Objective 1 – In the column on Clinton's UConn speaking fee below, do these statements agree with the text? (a) The university pays its foundation $8 million a year for fundraising. (b) The Clinton event was open to the general public. (c) Clinton said she kept the speaking fees for herself. Answer yes or no for each and quote the words of the text that decide it.

Text section –
** BEGIN **

Chris Powell: Clinton's vast fee and UConn Foundation slush fund

  MANCHESTER, Conn.

Hillary Clinton,  ex-presidential spouse, former U.S. senator, secretary of state and likely presidential candidate, came to the University of Connecticut a few weeks ago and prattled about equality -- for which the university's foundation paid her $251,000.

As the extraordinary speaking fee has come under criticism, the university's defense has been that Clinton wasn't paid with state tax money or even with the university's own, that the foundation used money donated for a speakers program by a family in New Haven with various business interests. This defense is pathetic:

-- While the foundation is nominally separate from the university, it consists largely of university administrators and former students and the university pays it $8 million a year for fundraising. The foundation does nothing  that the administration doesn't want it to do.

-- The foundation exists only to use the university's name and to support its mission. If the foundation does something that can be defended only by purporting to separate the foundation from the university and state taxpayers, it disparages the university as well.

-- Somebody at UConn decided that paying Clinton $251,000 for one banal presentation was better than paying $50,000 each for five lecturers or $25,000 each for 10 or $5,000 each for 50. Since UConn President Susan Herbst spent much time on the stage in conversation with Clinton, it's a fair assumption that the decision ultimately was Herbst's and that her vanity figured in it.

-- Exactly for whom was it better for UConn to use all that money for just one speaker? Was it better for UConn's students, to whom the event was limited, giving them a look at the likely Democratic presidential nominee in 2016, as if presidential candidates don't eventually hold many campaign events in public?

Or was it better mainly for the university administration, Connecticut's Democratic state administration, and Fusco family business interests, all of which got to ingratiate themselves with someone who has a good chance of becoming president, just as investment houses like Goldman Sachs and Kohlberg Kravis Roberts have ingratiated themselves with Clinton, paying millions to her and her family's foundation as advance bribes?

After The Washington Post reported this month that she recently had taken extravagant speaking fees from eight universities, including UConn, Clinton told ABC News that she had donated all the money to her family's foundation, "so it goes from a foundation at a university to another foundation."

** END **

Objective 2 – Can you write out the lines of the records exactly, starting with the line containing "range-button-1y[interactable]: 1y —" and going on through the line containing "y-tick-label: 800 — [52, 73, 72, 87]", with both of those lines included?

Input rows –

** BEGIN **

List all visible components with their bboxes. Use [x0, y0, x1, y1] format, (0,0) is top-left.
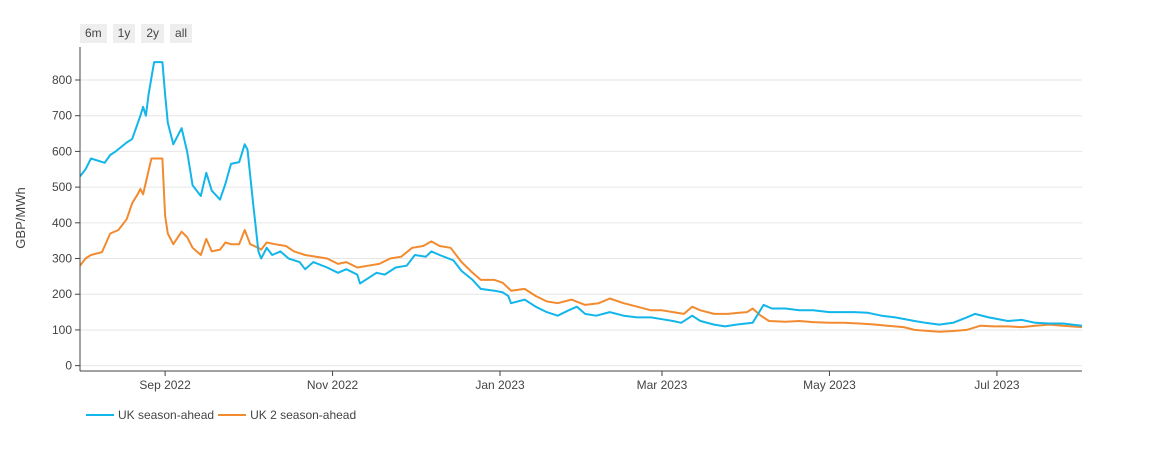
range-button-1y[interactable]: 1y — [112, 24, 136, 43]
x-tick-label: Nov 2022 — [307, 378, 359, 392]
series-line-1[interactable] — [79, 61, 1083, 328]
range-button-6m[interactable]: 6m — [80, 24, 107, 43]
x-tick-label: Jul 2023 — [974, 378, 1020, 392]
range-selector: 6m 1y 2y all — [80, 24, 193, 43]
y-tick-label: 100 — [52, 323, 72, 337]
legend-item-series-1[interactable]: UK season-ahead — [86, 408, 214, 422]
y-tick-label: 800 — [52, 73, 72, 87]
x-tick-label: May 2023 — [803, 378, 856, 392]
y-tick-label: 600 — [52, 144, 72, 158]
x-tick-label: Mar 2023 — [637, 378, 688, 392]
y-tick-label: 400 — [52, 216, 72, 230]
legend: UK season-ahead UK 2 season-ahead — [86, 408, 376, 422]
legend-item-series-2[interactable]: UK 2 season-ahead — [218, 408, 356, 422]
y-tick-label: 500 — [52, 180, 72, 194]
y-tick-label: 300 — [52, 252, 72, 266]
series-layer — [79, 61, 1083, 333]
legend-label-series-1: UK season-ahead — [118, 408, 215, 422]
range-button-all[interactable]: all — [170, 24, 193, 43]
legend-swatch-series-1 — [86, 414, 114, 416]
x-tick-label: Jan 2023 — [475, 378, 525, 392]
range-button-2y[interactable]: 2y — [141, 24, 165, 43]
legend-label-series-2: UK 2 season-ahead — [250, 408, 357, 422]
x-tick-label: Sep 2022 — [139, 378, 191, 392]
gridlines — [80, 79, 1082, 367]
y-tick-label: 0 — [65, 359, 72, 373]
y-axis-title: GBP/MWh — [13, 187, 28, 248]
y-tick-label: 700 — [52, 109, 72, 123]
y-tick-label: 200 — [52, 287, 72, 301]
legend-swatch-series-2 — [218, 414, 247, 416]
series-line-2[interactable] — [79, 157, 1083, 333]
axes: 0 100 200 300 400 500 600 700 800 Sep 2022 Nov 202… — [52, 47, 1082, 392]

** END **

Correct response 1 –
(a) Yes: "the university pays it $8 million a year for fundraising"
(b) No: "UConn's students, to whom the event was limited"
(c) No: "she had donated all the money to her family's foundation"

Correct response 2 –
range-button-1y[interactable]: 1y — [112, 24, 136, 43]
x-tick-label: Nov 2022 — [307, 378, 359, 392]
series-line-1[interactable] — [79, 61, 1083, 328]
range-button-6m[interactable]: 6m — [80, 24, 107, 43]
x-tick-label: Jul 2023 — [974, 378, 1020, 392]
range-selector: 6m 1y 2y all — [80, 24, 193, 43]
y-tick-label: 100 — [52, 323, 72, 337]
legend-item-series-1[interactable]: UK season-ahead — [86, 408, 214, 422]
y-tick-label: 800 — [52, 73, 72, 87]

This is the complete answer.